• THE TASK
Count every line where "febrero" shows up, and give that number only.
## BEGIN SUPPLIED DATA
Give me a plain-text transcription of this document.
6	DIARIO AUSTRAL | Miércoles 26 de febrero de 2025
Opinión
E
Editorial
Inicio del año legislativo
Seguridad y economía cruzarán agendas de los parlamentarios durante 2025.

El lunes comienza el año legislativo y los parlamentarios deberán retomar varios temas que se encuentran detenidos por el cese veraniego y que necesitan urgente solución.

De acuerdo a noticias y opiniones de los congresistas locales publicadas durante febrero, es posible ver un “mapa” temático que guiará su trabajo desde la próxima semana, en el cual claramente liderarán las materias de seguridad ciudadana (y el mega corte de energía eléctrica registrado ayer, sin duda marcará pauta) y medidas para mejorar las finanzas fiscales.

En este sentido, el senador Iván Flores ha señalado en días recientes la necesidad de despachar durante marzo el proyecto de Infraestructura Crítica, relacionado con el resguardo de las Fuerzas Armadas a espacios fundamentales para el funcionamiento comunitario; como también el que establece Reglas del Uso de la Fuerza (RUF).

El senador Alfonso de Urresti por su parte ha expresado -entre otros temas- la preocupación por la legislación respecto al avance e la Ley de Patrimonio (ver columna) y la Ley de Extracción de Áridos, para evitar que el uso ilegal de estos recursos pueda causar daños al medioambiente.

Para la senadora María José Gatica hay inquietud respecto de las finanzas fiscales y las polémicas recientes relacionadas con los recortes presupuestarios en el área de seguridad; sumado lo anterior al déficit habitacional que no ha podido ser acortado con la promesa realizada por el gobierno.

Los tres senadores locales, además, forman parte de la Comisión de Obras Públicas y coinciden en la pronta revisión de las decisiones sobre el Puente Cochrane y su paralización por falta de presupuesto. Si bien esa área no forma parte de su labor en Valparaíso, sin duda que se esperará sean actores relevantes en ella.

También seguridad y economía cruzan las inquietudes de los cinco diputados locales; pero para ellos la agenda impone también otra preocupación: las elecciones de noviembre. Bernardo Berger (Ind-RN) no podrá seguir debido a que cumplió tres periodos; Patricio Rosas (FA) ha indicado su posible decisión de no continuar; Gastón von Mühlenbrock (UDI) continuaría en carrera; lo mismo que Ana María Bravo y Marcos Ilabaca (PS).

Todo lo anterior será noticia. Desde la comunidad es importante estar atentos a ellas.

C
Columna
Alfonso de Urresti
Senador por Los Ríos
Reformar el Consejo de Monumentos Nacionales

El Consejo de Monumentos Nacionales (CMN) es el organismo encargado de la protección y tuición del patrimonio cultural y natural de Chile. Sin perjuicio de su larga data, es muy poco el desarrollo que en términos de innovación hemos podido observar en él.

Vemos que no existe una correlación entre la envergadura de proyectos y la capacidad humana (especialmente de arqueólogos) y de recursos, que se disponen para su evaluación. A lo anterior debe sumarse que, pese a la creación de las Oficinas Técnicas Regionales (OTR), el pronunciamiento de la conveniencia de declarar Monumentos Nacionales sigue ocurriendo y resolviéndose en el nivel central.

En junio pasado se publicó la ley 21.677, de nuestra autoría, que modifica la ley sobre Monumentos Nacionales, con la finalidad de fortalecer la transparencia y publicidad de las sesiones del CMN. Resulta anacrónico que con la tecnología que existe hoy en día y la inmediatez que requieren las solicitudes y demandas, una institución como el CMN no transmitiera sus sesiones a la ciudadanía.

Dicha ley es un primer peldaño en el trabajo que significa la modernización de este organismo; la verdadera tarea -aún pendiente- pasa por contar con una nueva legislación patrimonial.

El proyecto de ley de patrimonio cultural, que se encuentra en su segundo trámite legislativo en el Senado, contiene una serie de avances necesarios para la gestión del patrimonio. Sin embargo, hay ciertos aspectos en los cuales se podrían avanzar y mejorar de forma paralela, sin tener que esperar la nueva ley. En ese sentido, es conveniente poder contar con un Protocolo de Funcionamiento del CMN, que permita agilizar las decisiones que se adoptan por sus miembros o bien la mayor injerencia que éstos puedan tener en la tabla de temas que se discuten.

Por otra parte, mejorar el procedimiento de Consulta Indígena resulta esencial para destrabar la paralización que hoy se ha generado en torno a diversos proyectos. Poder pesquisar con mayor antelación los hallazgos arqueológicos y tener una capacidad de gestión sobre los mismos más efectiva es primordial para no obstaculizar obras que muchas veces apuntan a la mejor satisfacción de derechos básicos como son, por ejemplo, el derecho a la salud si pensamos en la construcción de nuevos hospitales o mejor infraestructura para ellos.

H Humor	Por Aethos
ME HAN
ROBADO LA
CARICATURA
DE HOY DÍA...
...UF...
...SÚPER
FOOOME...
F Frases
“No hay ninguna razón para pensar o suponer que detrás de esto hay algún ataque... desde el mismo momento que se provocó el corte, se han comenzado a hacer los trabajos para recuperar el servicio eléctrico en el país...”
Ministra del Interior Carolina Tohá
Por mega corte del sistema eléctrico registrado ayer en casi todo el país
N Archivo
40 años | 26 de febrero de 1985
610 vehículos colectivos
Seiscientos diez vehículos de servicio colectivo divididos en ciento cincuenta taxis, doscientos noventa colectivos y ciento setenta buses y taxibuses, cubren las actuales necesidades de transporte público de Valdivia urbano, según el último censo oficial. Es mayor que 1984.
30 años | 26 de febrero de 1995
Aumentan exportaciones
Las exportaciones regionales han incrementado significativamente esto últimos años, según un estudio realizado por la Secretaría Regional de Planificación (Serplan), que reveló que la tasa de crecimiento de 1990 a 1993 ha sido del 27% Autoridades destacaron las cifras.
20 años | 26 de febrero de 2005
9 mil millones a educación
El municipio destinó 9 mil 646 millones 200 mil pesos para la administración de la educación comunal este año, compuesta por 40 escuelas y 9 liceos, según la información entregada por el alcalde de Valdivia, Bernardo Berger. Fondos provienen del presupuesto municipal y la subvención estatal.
## END SUPPLIED DATA
• RESPONSE BELOW
5